> **Requirements**: Show every line of the records below that contains the word "CoolsoftCZ".

> **Input**:
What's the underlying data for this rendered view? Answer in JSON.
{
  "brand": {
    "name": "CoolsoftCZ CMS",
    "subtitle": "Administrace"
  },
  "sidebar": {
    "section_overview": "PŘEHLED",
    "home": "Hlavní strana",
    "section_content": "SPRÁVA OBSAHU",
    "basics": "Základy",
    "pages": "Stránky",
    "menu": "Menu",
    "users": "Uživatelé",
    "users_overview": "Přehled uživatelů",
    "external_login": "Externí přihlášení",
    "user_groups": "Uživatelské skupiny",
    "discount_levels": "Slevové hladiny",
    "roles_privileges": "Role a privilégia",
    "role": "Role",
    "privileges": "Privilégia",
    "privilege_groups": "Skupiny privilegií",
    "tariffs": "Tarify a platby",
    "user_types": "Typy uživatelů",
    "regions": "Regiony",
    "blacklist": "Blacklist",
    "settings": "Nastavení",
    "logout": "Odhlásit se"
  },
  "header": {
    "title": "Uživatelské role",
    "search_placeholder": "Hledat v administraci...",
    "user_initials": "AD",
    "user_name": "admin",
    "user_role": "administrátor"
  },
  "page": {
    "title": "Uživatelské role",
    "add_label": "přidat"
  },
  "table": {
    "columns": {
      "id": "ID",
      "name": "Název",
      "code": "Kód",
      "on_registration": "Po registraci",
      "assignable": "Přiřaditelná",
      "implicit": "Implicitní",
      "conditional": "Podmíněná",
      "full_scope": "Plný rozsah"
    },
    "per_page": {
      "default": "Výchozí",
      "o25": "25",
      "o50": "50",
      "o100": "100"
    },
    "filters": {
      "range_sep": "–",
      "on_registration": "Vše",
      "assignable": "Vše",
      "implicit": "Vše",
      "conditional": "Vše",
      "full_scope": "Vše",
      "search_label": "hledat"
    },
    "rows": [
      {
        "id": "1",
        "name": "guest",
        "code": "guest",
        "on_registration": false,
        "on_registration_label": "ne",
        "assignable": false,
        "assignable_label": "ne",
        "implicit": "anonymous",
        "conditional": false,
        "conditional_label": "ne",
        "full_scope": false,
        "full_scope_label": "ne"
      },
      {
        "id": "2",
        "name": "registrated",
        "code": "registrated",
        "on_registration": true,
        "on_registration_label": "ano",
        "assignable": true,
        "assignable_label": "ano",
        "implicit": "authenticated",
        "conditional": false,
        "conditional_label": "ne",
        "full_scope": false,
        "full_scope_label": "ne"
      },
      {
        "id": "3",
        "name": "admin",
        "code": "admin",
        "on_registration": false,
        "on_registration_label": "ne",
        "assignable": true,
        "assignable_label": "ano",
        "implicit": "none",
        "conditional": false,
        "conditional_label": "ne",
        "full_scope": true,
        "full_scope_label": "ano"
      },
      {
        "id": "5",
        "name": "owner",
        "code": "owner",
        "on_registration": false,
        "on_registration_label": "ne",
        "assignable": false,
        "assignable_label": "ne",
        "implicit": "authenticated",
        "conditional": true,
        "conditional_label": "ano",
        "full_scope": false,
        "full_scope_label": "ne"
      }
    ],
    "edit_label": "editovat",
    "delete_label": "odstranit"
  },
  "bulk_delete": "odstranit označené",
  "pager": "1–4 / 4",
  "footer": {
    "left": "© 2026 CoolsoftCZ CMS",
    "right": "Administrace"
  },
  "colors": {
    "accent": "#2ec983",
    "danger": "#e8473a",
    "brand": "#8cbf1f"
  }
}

> **Result below**:
    "name": "CoolsoftCZ CMS",
    "left": "© 2026 CoolsoftCZ CMS",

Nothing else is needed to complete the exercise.